→ **Instructions for the task**
Repeat the records in full and exactly, omitting pictures.

===== Working data

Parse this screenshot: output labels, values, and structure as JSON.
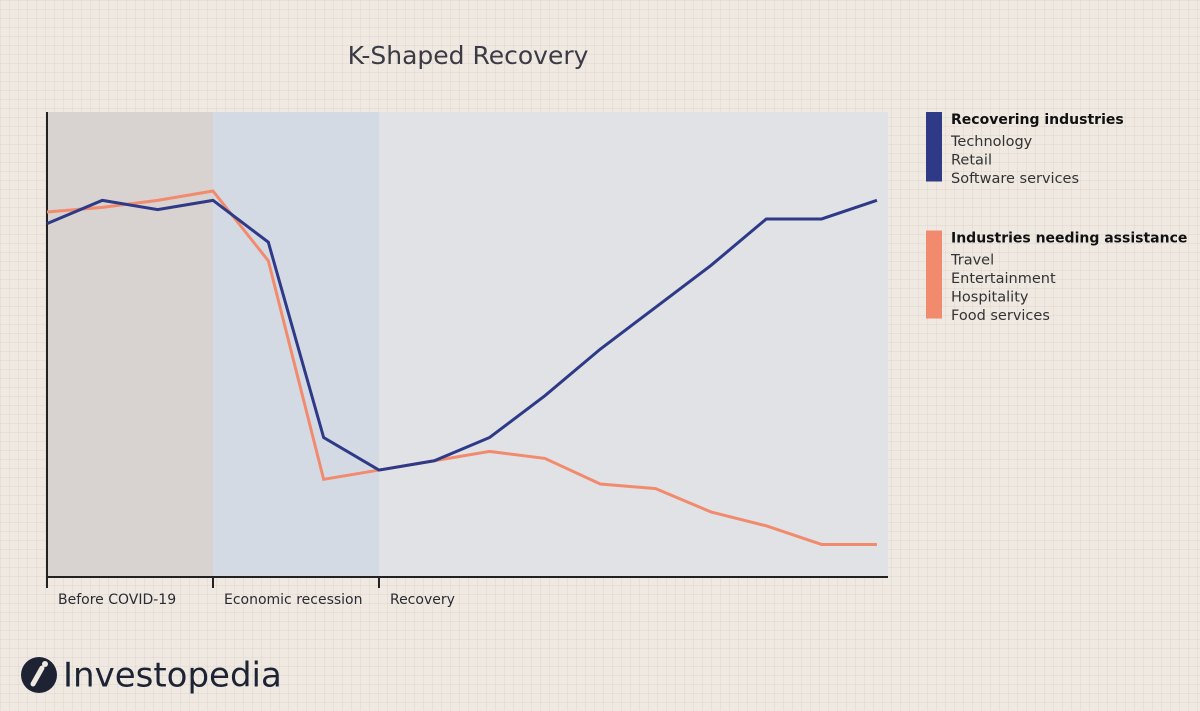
{
  "chart_data": {
    "type": "line",
    "title": "K-Shaped Recovery",
    "x": [
      0,
      1,
      2,
      3,
      4,
      5,
      6,
      7,
      8,
      9,
      10,
      11,
      12,
      13,
      14,
      15
    ],
    "xlim": [
      0,
      15.2
    ],
    "ylim": [
      0,
      100
    ],
    "phases": [
      {
        "label": "Before COVID-19",
        "start": 0,
        "end": 3,
        "color": "#d8d2d0"
      },
      {
        "label": "Economic recession",
        "start": 3,
        "end": 6,
        "color": "#d4dae4"
      },
      {
        "label": "Recovery",
        "start": 6,
        "end": 15.2,
        "color": "#e0e2e6"
      }
    ],
    "series": [
      {
        "name": "Recovering industries",
        "color": "#2e3a87",
        "items": [
          "Technology",
          "Retail",
          "Software services"
        ],
        "values": [
          76,
          81,
          79,
          81,
          72,
          30,
          23,
          25,
          30,
          39,
          49,
          58,
          67,
          77,
          77,
          81
        ]
      },
      {
        "name": "Industries needing assistance",
        "color": "#f28b6d",
        "items": [
          "Travel",
          "Entertainment",
          "Hospitality",
          "Food services"
        ],
        "values": [
          78.5,
          79.5,
          81,
          83,
          68,
          21,
          23,
          25,
          27,
          25.5,
          20,
          19,
          14,
          11,
          7,
          7
        ]
      }
    ]
  },
  "logo": "Investopedia"
}
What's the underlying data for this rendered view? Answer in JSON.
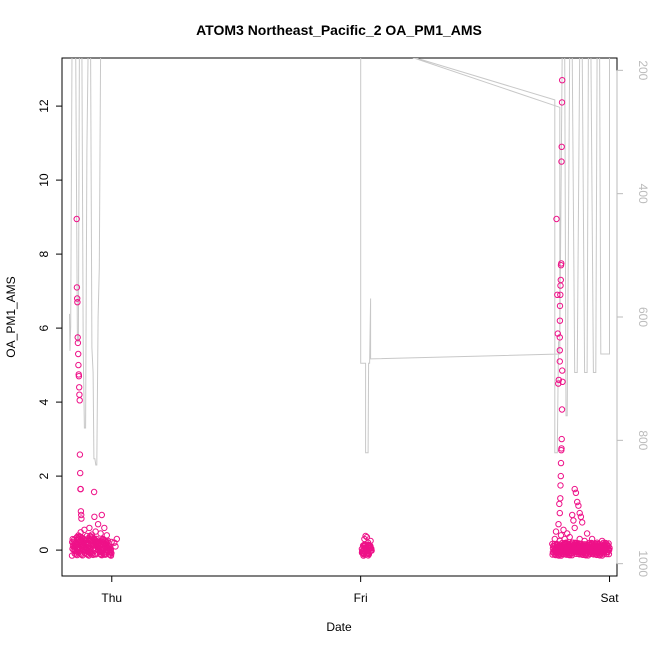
{
  "chart_data": {
    "type": "scatter",
    "title": "ATOM3 Northeast_Pacific_2 OA_PM1_AMS",
    "xlabel": "Date",
    "ylabel": "OA_PM1_AMS",
    "x_ticks": [
      "Thu",
      "Fri",
      "Sat"
    ],
    "xlim": [
      -0.2,
      2.03
    ],
    "ylim": [
      -0.7,
      13.3
    ],
    "y_ticks": [
      0,
      2,
      4,
      6,
      8,
      10,
      12
    ],
    "right_axis": {
      "ylim": [
        1020,
        180
      ],
      "ticks": [
        200,
        400,
        600,
        800,
        1000
      ],
      "color": "#bbbbbb",
      "reversed": true
    },
    "grid": false,
    "colors": {
      "points": "#ee1188",
      "pressure_line": "#c8c8c8"
    },
    "series": [
      {
        "points": [
          [
            -0.15,
            0.12
          ],
          [
            -0.14,
            0.35
          ],
          [
            -0.13,
            0.22
          ],
          [
            -0.125,
            0.48
          ],
          [
            -0.12,
            0.1
          ],
          [
            -0.115,
            0.3
          ],
          [
            -0.11,
            0.55
          ],
          [
            -0.105,
            0.2
          ],
          [
            -0.1,
            0.38
          ],
          [
            -0.095,
            0.15
          ],
          [
            -0.09,
            0.6
          ],
          [
            -0.085,
            0.25
          ],
          [
            -0.08,
            0.42
          ],
          [
            -0.075,
            0.05
          ],
          [
            -0.072,
            0.3
          ],
          [
            -0.141,
            8.95
          ],
          [
            -0.14,
            7.1
          ],
          [
            -0.139,
            6.8
          ],
          [
            -0.138,
            6.7
          ],
          [
            -0.137,
            5.75
          ],
          [
            -0.136,
            5.6
          ],
          [
            -0.135,
            5.3
          ],
          [
            -0.134,
            5.0
          ],
          [
            -0.133,
            4.75
          ],
          [
            -0.132,
            4.7
          ],
          [
            -0.131,
            4.4
          ],
          [
            -0.13,
            4.2
          ],
          [
            -0.129,
            4.05
          ],
          [
            -0.128,
            2.58
          ],
          [
            -0.127,
            2.08
          ],
          [
            -0.126,
            1.65
          ],
          [
            -0.125,
            1.65
          ],
          [
            -0.124,
            1.05
          ],
          [
            -0.123,
            0.95
          ],
          [
            -0.122,
            0.85
          ],
          [
            -0.07,
            0.9
          ],
          [
            -0.065,
            0.5
          ],
          [
            -0.06,
            0.3
          ],
          [
            -0.055,
            0.7
          ],
          [
            -0.05,
            0.2
          ],
          [
            -0.045,
            0.45
          ],
          [
            -0.04,
            0.95
          ],
          [
            -0.035,
            0.3
          ],
          [
            -0.03,
            0.6
          ],
          [
            -0.025,
            0.15
          ],
          [
            -0.02,
            0.4
          ],
          [
            -0.015,
            0.25
          ],
          [
            -0.01,
            0.1
          ],
          [
            -0.071,
            1.57
          ],
          [
            0.02,
            0.3
          ],
          [
            0.015,
            0.1
          ],
          [
            0.01,
            0.2
          ],
          [
            1.01,
            0.12
          ],
          [
            1.015,
            0.3
          ],
          [
            1.02,
            0.05
          ],
          [
            1.025,
            0.35
          ],
          [
            1.03,
            0.2
          ],
          [
            1.035,
            0.1
          ],
          [
            1.04,
            0.25
          ],
          [
            1.02,
            0.38
          ],
          [
            1.018,
            0.15
          ],
          [
            1.78,
            0.3
          ],
          [
            1.785,
            0.5
          ],
          [
            1.79,
            0.15
          ],
          [
            1.795,
            0.7
          ],
          [
            1.8,
            0.25
          ],
          [
            1.805,
            0.4
          ],
          [
            1.81,
            0.1
          ],
          [
            1.815,
            0.55
          ],
          [
            1.82,
            0.3
          ],
          [
            1.825,
            0.2
          ],
          [
            1.83,
            0.45
          ],
          [
            1.835,
            0.1
          ],
          [
            1.84,
            0.35
          ],
          [
            1.85,
            0.2
          ],
          [
            1.86,
            0.6
          ],
          [
            1.87,
            0.15
          ],
          [
            1.88,
            0.3
          ],
          [
            1.89,
            0.1
          ],
          [
            1.9,
            0.25
          ],
          [
            1.91,
            0.45
          ],
          [
            1.92,
            0.15
          ],
          [
            1.93,
            0.3
          ],
          [
            1.94,
            0.05
          ],
          [
            1.95,
            0.2
          ],
          [
            1.96,
            0.1
          ],
          [
            1.97,
            0.25
          ],
          [
            1.98,
            0.08
          ],
          [
            1.99,
            0.15
          ],
          [
            2.0,
            0.05
          ],
          [
            1.787,
            8.95
          ],
          [
            1.79,
            6.9
          ],
          [
            1.792,
            5.85
          ],
          [
            1.794,
            4.5
          ],
          [
            1.796,
            4.6
          ],
          [
            1.798,
            1.25
          ],
          [
            1.8,
            1.0
          ],
          [
            1.81,
            12.7
          ],
          [
            1.809,
            12.1
          ],
          [
            1.808,
            10.9
          ],
          [
            1.807,
            10.5
          ],
          [
            1.806,
            7.75
          ],
          [
            1.805,
            7.7
          ],
          [
            1.804,
            7.3
          ],
          [
            1.803,
            7.15
          ],
          [
            1.802,
            6.9
          ],
          [
            1.801,
            6.6
          ],
          [
            1.8005,
            6.2
          ],
          [
            1.8003,
            5.75
          ],
          [
            1.8002,
            5.4
          ],
          [
            1.8001,
            5.1
          ],
          [
            1.81,
            4.85
          ],
          [
            1.811,
            4.55
          ],
          [
            1.809,
            3.8
          ],
          [
            1.808,
            3.0
          ],
          [
            1.807,
            2.75
          ],
          [
            1.806,
            2.7
          ],
          [
            1.805,
            2.35
          ],
          [
            1.804,
            2.0
          ],
          [
            1.803,
            1.75
          ],
          [
            1.802,
            1.4
          ],
          [
            1.85,
            0.95
          ],
          [
            1.855,
            0.8
          ],
          [
            1.86,
            1.65
          ],
          [
            1.865,
            1.55
          ],
          [
            1.87,
            1.3
          ],
          [
            1.875,
            1.2
          ],
          [
            1.88,
            1.0
          ],
          [
            1.885,
            0.9
          ],
          [
            1.89,
            0.75
          ]
        ]
      }
    ]
  }
}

==========

→ **Answer for this exercise**
Parse this screenshot: output labels, values, and structure as JSON.
{
  "chart_data": {
    "type": "line",
    "title": "K-Shaped Recovery",
    "x": [
      0,
      1,
      2,
      3,
      4,
      5,
      6,
      7,
      8,
      9,
      10,
      11,
      12,
      13,
      14,
      15
    ],
    "xlim": [
      0,
      15.2
    ],
    "ylim": [
      0,
      100
    ],
    "phases": [
      {
        "label": "Before COVID-19",
        "start": 0,
        "end": 3,
        "color": "#d8d2d0"
      },
      {
        "label": "Economic recession",
        "start": 3,
        "end": 6,
        "color": "#d4dae4"
      },
      {
        "label": "Recovery",
        "start": 6,
        "end": 15.2,
        "color": "#e0e2e6"
      }
    ],
    "series": [
      {
        "name": "Recovering industries",
        "color": "#2e3a87",
        "items": [
          "Technology",
          "Retail",
          "Software services"
        ],
        "values": [
          76,
          81,
          79,
          81,
          72,
          30,
          23,
          25,
          30,
          39,
          49,
          58,
          67,
          77,
          77,
          81
        ]
      },
      {
        "name": "Industries needing assistance",
        "color": "#f28b6d",
        "items": [
          "Travel",
          "Entertainment",
          "Hospitality",
          "Food services"
        ],
        "values": [
          78.5,
          79.5,
          81,
          83,
          68,
          21,
          23,
          25,
          27,
          25.5,
          20,
          19,
          14,
          11,
          7,
          7
        ]
      }
    ]
  },
  "logo": "Investopedia"
}
What's the underlying data for this rendered view? Answer in JSON.
{
  "chart_data": {
    "type": "scatter",
    "title": "ATOM3 Northeast_Pacific_2 OA_PM1_AMS",
    "xlabel": "Date",
    "ylabel": "OA_PM1_AMS",
    "x_ticks": [
      "Thu",
      "Fri",
      "Sat"
    ],
    "xlim": [
      -0.2,
      2.03
    ],
    "ylim": [
      -0.7,
      13.3
    ],
    "y_ticks": [
      0,
      2,
      4,
      6,
      8,
      10,
      12
    ],
    "right_axis": {
      "ylim": [
        1020,
        180
      ],
      "ticks": [
        200,
        400,
        600,
        800,
        1000
      ],
      "color": "#bbbbbb",
      "reversed": true
    },
    "grid": false,
    "colors": {
      "points": "#ee1188",
      "pressure_line": "#c8c8c8"
    },
    "series": [
      {
        "points": [
          [
            -0.15,
            0.12
          ],
          [
            -0.14,
            0.35
          ],
          [
            -0.13,
            0.22
          ],
          [
            -0.125,
            0.48
          ],
          [
            -0.12,
            0.1
          ],
          [
            -0.115,
            0.3
          ],
          [
            -0.11,
            0.55
          ],
          [
            -0.105,
            0.2
          ],
          [
            -0.1,
            0.38
          ],
          [
            -0.095,
            0.15
          ],
          [
            -0.09,
            0.6
          ],
          [
            -0.085,
            0.25
          ],
          [
            -0.08,
            0.42
          ],
          [
            -0.075,
            0.05
          ],
          [
            -0.072,
            0.3
          ],
          [
            -0.141,
            8.95
          ],
          [
            -0.14,
            7.1
          ],
          [
            -0.139,
            6.8
          ],
          [
            -0.138,
            6.7
          ],
          [
            -0.137,
            5.75
          ],
          [
            -0.136,
            5.6
          ],
          [
            -0.135,
            5.3
          ],
          [
            -0.134,
            5.0
          ],
          [
            -0.133,
            4.75
          ],
          [
            -0.132,
            4.7
          ],
          [
            -0.131,
            4.4
          ],
          [
            -0.13,
            4.2
          ],
          [
            -0.129,
            4.05
          ],
          [
            -0.128,
            2.58
          ],
          [
            -0.127,
            2.08
          ],
          [
            -0.126,
            1.65
          ],
          [
            -0.125,
            1.65
          ],
          [
            -0.124,
            1.05
          ],
          [
            -0.123,
            0.95
          ],
          [
            -0.122,
            0.85
          ],
          [
            -0.07,
            0.9
          ],
          [
            -0.065,
            0.5
          ],
          [
            -0.06,
            0.3
          ],
          [
            -0.055,
            0.7
          ],
          [
            -0.05,
            0.2
          ],
          [
            -0.045,
            0.45
          ],
          [
            -0.04,
            0.95
          ],
          [
            -0.035,
            0.3
          ],
          [
            -0.03,
            0.6
          ],
          [
            -0.025,
            0.15
          ],
          [
            -0.02,
            0.4
          ],
          [
            -0.015,
            0.25
          ],
          [
            -0.01,
            0.1
          ],
          [
            -0.071,
            1.57
          ],
          [
            0.02,
            0.3
          ],
          [
            0.015,
            0.1
          ],
          [
            0.01,
            0.2
          ],
          [
            1.01,
            0.12
          ],
          [
            1.015,
            0.3
          ],
          [
            1.02,
            0.05
          ],
          [
            1.025,
            0.35
          ],
          [
            1.03,
            0.2
          ],
          [
            1.035,
            0.1
          ],
          [
            1.04,
            0.25
          ],
          [
            1.02,
            0.38
          ],
          [
            1.018,
            0.15
          ],
          [
            1.78,
            0.3
          ],
          [
            1.785,
            0.5
          ],
          [
            1.79,
            0.15
          ],
          [
            1.795,
            0.7
          ],
          [
            1.8,
            0.25
          ],
          [
            1.805,
            0.4
          ],
          [
            1.81,
            0.1
          ],
          [
            1.815,
            0.55
          ],
          [
            1.82,
            0.3
          ],
          [
            1.825,
            0.2
          ],
          [
            1.83,
            0.45
          ],
          [
            1.835,
            0.1
          ],
          [
            1.84,
            0.35
          ],
          [
            1.85,
            0.2
          ],
          [
            1.86,
            0.6
          ],
          [
            1.87,
            0.15
          ],
          [
            1.88,
            0.3
          ],
          [
            1.89,
            0.1
          ],
          [
            1.9,
            0.25
          ],
          [
            1.91,
            0.45
          ],
          [
            1.92,
            0.15
          ],
          [
            1.93,
            0.3
          ],
          [
            1.94,
            0.05
          ],
          [
            1.95,
            0.2
          ],
          [
            1.96,
            0.1
          ],
          [
            1.97,
            0.25
          ],
          [
            1.98,
            0.08
          ],
          [
            1.99,
            0.15
          ],
          [
            2.0,
            0.05
          ],
          [
            1.787,
            8.95
          ],
          [
            1.79,
            6.9
          ],
          [
            1.792,
            5.85
          ],
          [
            1.794,
            4.5
          ],
          [
            1.796,
            4.6
          ],
          [
            1.798,
            1.25
          ],
          [
            1.8,
            1.0
          ],
          [
            1.81,
            12.7
          ],
          [
            1.809,
            12.1
          ],
          [
            1.808,
            10.9
          ],
          [
            1.807,
            10.5
          ],
          [
            1.806,
            7.75
          ],
          [
            1.805,
            7.7
          ],
          [
            1.804,
            7.3
          ],
          [
            1.803,
            7.15
          ],
          [
            1.802,
            6.9
          ],
          [
            1.801,
            6.6
          ],
          [
            1.8005,
            6.2
          ],
          [
            1.8003,
            5.75
          ],
          [
            1.8002,
            5.4
          ],
          [
            1.8001,
            5.1
          ],
          [
            1.81,
            4.85
          ],
          [
            1.811,
            4.55
          ],
          [
            1.809,
            3.8
          ],
          [
            1.808,
            3.0
          ],
          [
            1.807,
            2.75
          ],
          [
            1.806,
            2.7
          ],
          [
            1.805,
            2.35
          ],
          [
            1.804,
            2.0
          ],
          [
            1.803,
            1.75
          ],
          [
            1.802,
            1.4
          ],
          [
            1.85,
            0.95
          ],
          [
            1.855,
            0.8
          ],
          [
            1.86,
            1.65
          ],
          [
            1.865,
            1.55
          ],
          [
            1.87,
            1.3
          ],
          [
            1.875,
            1.2
          ],
          [
            1.88,
            1.0
          ],
          [
            1.885,
            0.9
          ],
          [
            1.89,
            0.75
          ]
        ]
      }
    ]
  }
}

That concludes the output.